▶ [REQUIREMENT]: Find and return each line containing "وقوله".

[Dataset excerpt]

**********

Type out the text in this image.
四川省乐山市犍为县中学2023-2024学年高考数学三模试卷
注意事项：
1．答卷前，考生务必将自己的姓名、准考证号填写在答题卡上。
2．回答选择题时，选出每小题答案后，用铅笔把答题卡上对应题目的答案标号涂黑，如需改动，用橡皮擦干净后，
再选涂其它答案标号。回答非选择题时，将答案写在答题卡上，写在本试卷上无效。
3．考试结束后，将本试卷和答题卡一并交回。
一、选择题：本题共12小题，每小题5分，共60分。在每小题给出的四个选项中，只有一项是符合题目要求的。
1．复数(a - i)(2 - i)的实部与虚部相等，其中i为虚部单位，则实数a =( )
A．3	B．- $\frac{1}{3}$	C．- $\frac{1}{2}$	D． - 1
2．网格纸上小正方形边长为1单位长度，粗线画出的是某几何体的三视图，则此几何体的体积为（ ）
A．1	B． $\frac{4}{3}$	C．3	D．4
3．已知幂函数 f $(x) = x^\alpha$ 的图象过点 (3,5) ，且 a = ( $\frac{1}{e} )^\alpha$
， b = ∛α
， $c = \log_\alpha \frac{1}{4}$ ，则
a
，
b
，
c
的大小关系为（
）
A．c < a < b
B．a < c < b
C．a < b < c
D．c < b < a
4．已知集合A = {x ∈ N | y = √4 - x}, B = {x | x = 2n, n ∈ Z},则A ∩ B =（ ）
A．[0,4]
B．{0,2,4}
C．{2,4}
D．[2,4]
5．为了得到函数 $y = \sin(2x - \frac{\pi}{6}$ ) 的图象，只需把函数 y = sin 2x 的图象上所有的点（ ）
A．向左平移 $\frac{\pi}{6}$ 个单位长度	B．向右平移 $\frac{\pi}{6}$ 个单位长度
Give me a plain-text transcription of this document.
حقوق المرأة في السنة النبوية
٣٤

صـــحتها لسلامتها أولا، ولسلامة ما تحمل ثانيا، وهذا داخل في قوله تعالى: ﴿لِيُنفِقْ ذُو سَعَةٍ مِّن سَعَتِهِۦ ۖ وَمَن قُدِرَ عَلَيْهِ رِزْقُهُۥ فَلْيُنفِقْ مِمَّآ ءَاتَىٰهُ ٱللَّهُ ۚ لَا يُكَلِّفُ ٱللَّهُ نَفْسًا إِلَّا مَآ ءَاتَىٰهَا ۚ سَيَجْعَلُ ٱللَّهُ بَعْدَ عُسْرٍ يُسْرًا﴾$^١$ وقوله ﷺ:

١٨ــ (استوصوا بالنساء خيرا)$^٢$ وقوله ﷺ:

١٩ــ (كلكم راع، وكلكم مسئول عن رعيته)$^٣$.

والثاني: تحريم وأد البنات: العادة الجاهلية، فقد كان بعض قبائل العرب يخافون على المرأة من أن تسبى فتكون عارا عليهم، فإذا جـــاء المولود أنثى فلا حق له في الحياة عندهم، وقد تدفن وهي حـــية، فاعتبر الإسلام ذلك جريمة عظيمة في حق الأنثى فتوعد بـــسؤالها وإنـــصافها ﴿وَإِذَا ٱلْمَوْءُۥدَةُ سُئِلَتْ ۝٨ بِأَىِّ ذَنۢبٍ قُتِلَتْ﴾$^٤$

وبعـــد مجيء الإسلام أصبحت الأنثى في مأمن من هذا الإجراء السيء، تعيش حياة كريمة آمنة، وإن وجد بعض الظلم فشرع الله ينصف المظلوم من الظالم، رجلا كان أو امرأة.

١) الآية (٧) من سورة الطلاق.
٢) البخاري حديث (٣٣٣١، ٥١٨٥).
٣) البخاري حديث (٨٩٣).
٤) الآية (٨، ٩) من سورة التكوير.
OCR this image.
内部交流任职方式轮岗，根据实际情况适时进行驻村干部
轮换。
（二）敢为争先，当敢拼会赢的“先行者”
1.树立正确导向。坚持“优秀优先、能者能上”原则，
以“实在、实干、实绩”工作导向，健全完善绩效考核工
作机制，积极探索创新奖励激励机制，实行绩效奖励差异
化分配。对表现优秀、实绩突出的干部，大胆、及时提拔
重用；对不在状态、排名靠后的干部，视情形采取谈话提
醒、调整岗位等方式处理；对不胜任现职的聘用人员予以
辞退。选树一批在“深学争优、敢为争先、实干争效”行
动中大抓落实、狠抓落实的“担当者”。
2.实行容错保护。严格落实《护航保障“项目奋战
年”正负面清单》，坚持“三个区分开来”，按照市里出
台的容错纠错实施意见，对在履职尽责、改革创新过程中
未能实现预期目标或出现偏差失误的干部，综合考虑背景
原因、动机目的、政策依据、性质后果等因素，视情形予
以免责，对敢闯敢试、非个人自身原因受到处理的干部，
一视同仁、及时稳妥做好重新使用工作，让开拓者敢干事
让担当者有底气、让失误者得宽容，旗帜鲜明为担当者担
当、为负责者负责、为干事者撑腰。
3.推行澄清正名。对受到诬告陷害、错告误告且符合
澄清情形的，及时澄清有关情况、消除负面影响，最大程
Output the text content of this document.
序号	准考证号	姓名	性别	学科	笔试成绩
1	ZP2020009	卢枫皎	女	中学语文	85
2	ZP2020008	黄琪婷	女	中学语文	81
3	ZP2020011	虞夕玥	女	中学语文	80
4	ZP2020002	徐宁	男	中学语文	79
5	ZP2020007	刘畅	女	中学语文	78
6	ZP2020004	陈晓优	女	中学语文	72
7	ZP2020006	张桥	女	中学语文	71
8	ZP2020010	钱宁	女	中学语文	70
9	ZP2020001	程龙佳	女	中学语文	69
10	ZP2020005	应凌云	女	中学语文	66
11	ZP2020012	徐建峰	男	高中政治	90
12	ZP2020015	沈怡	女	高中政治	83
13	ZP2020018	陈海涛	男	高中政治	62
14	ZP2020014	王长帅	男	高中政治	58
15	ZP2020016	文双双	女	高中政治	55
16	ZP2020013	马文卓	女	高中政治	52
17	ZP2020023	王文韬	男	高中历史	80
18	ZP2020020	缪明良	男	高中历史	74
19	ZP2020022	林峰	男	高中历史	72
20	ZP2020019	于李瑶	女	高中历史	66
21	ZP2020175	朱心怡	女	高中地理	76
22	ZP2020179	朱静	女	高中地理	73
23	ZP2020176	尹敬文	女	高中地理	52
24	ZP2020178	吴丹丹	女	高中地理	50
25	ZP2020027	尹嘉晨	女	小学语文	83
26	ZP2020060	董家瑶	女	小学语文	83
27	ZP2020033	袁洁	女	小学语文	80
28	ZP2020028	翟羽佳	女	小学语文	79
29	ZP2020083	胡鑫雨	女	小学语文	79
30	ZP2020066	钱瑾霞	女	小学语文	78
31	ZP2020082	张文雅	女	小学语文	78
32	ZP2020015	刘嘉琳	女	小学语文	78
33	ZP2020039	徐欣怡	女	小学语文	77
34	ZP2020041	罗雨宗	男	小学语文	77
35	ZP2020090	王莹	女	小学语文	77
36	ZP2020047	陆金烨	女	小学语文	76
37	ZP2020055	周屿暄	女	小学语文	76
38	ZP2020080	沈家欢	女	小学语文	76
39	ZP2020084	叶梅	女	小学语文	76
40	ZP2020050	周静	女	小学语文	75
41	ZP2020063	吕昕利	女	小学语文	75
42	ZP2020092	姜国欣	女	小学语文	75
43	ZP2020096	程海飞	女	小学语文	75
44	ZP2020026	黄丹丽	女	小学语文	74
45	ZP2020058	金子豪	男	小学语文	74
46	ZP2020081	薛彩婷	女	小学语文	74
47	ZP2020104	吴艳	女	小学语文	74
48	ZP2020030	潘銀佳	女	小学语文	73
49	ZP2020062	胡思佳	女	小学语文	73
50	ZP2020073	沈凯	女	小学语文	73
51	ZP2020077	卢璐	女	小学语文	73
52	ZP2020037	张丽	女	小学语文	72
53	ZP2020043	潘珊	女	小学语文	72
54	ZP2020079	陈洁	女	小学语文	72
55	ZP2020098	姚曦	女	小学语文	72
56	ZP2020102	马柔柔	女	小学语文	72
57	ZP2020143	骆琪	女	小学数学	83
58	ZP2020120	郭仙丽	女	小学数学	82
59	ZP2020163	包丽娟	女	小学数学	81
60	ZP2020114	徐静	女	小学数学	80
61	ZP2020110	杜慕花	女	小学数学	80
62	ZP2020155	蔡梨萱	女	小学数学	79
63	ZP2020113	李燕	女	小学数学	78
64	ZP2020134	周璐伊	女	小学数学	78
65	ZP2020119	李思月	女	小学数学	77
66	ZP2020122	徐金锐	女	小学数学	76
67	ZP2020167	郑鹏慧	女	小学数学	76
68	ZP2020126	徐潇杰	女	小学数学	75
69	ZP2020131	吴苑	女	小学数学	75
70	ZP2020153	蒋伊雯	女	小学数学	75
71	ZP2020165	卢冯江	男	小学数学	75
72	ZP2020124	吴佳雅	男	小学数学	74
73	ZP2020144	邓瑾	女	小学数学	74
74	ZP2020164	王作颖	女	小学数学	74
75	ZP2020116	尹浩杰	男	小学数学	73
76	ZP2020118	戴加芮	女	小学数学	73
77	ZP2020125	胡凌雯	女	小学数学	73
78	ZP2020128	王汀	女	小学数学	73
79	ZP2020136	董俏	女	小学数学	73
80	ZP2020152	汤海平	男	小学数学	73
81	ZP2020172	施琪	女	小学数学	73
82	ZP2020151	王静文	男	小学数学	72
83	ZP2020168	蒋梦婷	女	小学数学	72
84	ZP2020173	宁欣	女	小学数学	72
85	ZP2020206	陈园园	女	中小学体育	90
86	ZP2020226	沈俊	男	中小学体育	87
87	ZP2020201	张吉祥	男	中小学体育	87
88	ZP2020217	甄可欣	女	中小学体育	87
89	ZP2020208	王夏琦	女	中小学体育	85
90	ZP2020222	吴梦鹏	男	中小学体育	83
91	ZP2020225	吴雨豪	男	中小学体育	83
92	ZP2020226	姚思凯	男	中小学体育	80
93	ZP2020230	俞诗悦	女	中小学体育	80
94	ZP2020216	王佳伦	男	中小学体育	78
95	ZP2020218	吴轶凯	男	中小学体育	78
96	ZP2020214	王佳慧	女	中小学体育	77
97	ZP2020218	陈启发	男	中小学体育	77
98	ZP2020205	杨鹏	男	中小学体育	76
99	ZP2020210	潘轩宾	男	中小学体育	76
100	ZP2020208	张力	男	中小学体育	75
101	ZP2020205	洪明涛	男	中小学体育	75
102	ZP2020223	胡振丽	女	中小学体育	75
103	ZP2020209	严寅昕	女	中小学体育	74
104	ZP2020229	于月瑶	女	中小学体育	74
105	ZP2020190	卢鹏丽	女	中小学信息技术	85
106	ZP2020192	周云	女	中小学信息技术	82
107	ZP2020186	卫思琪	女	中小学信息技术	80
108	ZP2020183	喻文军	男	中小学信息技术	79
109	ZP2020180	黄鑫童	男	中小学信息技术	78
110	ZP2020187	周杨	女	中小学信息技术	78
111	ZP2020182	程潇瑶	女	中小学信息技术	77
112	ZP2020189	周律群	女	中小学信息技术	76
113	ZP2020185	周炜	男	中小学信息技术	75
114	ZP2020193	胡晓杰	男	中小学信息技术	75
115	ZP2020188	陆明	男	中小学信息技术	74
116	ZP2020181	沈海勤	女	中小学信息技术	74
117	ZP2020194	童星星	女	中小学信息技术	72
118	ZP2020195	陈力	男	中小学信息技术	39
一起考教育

**********

▶ [SOLUTION BELOW]:
صـــحتها لسلامتها أولا، ولسلامة ما تحمل ثانيا، وهذا داخل في قوله تعالى: ﴿لِيُنفِقْ ذُو سَعَةٍ مِّن سَعَتِهِۦ ۖ وَمَن قُدِرَ عَلَيْهِ رِزْقُهُۥ فَلْيُنفِقْ مِمَّآ ءَاتَىٰهُ ٱللَّهُ ۚ لَا يُكَلِّفُ ٱللَّهُ نَفْسًا إِلَّا مَآ ءَاتَىٰهَا ۚ سَيَجْعَلُ ٱللَّهُ بَعْدَ عُسْرٍ يُسْرًا﴾$^١$ وقوله ﷺ:
١٨ــ (استوصوا بالنساء خيرا)$^٢$ وقوله ﷺ:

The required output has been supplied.